Exercise brief: Only lines with the string "interface" matter here; gather them from the material below.

::: Records for this task

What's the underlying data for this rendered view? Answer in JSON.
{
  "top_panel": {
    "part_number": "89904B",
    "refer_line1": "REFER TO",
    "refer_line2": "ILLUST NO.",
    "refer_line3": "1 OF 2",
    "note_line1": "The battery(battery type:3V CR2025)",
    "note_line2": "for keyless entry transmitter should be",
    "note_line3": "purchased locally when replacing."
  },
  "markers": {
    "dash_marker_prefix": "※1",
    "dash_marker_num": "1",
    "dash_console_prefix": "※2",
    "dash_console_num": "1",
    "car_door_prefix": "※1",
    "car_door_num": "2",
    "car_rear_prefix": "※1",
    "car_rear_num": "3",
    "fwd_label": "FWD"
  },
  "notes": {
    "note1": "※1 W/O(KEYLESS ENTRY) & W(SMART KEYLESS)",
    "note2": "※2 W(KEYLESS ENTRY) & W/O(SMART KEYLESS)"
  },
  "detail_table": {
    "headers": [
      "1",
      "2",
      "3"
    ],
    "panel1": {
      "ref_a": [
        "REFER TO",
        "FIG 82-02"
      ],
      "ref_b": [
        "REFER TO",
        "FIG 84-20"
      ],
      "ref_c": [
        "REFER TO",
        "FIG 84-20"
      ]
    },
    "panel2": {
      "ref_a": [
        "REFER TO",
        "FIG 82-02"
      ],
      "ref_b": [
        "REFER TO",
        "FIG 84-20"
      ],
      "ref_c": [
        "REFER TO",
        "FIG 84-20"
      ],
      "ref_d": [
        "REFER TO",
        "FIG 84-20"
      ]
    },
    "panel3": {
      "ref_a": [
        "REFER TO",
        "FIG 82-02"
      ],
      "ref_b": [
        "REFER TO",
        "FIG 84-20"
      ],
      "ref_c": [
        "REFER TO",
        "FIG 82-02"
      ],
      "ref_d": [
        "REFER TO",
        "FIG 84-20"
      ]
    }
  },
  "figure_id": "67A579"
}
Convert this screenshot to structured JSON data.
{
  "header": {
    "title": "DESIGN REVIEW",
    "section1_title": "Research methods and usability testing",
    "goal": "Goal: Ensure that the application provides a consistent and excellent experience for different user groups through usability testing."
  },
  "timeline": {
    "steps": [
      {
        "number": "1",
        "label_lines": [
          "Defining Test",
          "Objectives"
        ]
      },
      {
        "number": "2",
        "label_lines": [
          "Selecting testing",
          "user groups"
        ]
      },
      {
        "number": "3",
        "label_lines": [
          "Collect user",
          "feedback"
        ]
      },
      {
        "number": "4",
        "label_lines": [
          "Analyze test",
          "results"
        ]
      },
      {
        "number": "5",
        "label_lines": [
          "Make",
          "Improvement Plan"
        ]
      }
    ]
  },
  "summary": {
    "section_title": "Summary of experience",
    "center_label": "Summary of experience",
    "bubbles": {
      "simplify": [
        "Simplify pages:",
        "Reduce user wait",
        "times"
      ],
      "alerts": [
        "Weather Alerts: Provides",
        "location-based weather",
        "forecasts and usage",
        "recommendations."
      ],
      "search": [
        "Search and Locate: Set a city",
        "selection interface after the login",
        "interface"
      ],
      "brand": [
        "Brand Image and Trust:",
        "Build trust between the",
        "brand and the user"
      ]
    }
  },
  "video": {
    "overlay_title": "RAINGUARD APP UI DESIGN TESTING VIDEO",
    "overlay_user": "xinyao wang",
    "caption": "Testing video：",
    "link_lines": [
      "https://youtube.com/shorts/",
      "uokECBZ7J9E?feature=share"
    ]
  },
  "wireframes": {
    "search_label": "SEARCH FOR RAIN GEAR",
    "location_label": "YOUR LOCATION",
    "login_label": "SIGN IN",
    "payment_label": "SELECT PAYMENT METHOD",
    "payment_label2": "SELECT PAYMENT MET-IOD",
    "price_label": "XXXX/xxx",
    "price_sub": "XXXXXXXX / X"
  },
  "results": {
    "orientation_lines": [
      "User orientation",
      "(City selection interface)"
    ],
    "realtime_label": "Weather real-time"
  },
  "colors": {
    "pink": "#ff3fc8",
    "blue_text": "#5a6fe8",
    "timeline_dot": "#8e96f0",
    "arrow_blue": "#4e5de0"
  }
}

::::::

Result of this task:
        "selection interface after the login",
        "interface"
      "(City selection interface)"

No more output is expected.